State how many lines in the entries below contain "IBINDI". Write nothing but the number.

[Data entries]
__________

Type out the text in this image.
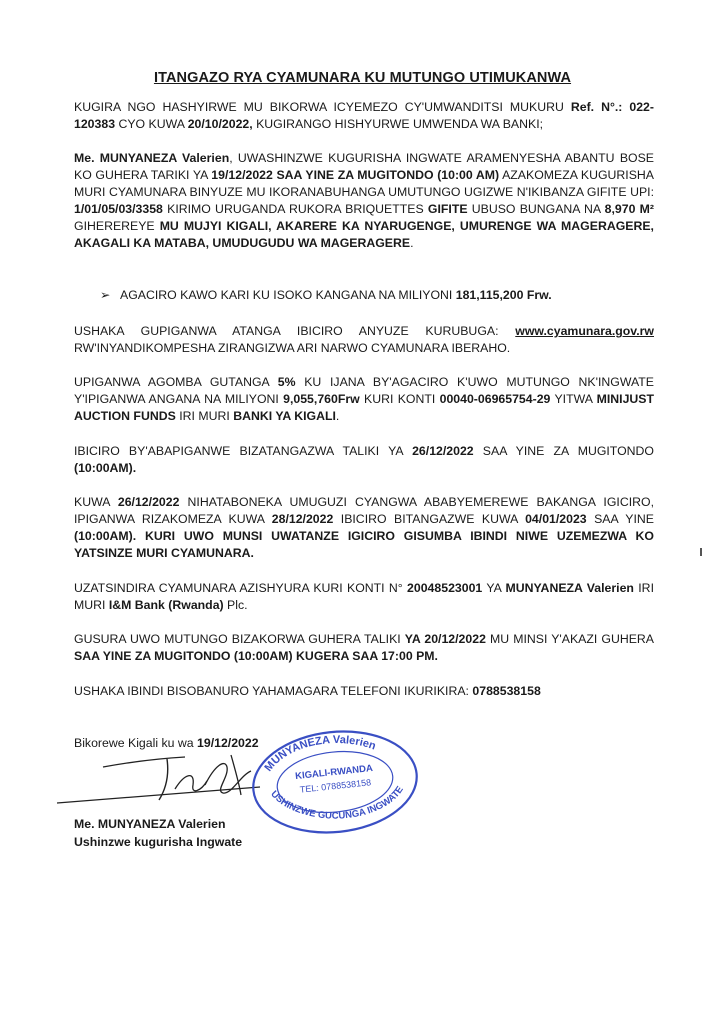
ITANGAZO RYA CYAMUNARA KU MUTUNGO UTIMUKANWA
KUGIRA NGO HASHYIRWE MU BIKORWA ICYEMEZO CY'UMWANDITSI MUKURU Ref. N°.: 022-120383 CYO KUWA 20/10/2022, KUGIRANGO HISHYURWE UMWENDA WA BANKI;
Me. MUNYANEZA Valerien, UWASHINZWE KUGURISHA INGWATE ARAMENYESHA ABANTU BOSE KO GUHERA TARIKI YA 19/12/2022 SAA YINE ZA MUGITONDO (10:00 AM) AZAKOMEZA KUGURISHA MURI CYAMUNARA BINYUZE MU IKORANABUHANGA UMUTUNGO UGIZWE N'IKIBANZA GIFITE UPI: 1/01/05/03/3358 KIRIMO URUGANDA RUKORA BRIQUETTES GIFITE UBUSO BUNGANA NA 8,970 M² GIHEREREYE MU MUJYI KIGALI, AKARERE KA NYARUGENGE, UMURENGE WA MAGERAGERE, AKAGALI KA MATABA, UMUDUGUDU WA MAGERAGERE.
➢ AGACIRO KAWO KARI KU ISOKO KANGANA NA MILIYONI 181,115,200 Frw.
USHAKA GUPIGANWA ATANGA IBICIRO ANYUZE KURUBUGA: www.cyamunara.gov.rw RW'INYANDIKOMPESHA ZIRANGIZWA ARI NARWO CYAMUNARA IBERAHO.
UPIGANWA AGOMBA GUTANGA 5% KU IJANA BY'AGACIRO K'UWO MUTUNGO NK'INGWATE Y'IPIGANWA ANGANA NA MILIYONI 9,055,760Frw KURI KONTI 00040-06965754-29 YITWA MINIJUST AUCTION FUNDS IRI MURI BANKI YA KIGALI.
IBICIRO BY'ABAPIGANWE BIZATANGAZWA TALIKI YA 26/12/2022 SAA YINE ZA MUGITONDO (10:00AM).
KUWA 26/12/2022 NIHATABONEKA UMUGUZI CYANGWA ABABYEMEREWE BAKANGA IGICIRO, IPIGANWA RIZAKOMEZA KUWA 28/12/2022 IBICIRO BITANGAZWE KUWA 04/01/2023 SAA YINE (10:00AM). KURI UWO MUNSI UWATANZE IGICIRO GISUMBA IBINDI NIWE UZEMEZWA KO YATSINZE MURI CYAMUNARA.
UZATSINDIRA CYAMUNARA AZISHYURA KURI KONTI N° 20048523001 YA MUNYANEZA Valerien IRI MURI I&M Bank (Rwanda) Plc.
GUSURA UWO MUTUNGO BIZAKORWA GUHERA TALIKI YA 20/12/2022 MU MINSI Y'AKAZI GUHERA SAA YINE ZA MUGITONDO (10:00AM) KUGERA SAA 17:00 PM.
USHAKA IBINDI BISOBANURO YAHAMAGARA TELEFONI IKURIKIRA: 0788538158
Bikorewe Kigali ku wa 19/12/2022
MUNYANEZA Valerien
KIGALI-RWANDA
TEL: 0788538158
USHINZWE GUCUNGA INGWATE
Me. MUNYANEZA Valerien
Ushinzwe kugurisha Ingwate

__________

**COMPLETED EXERCISE**
2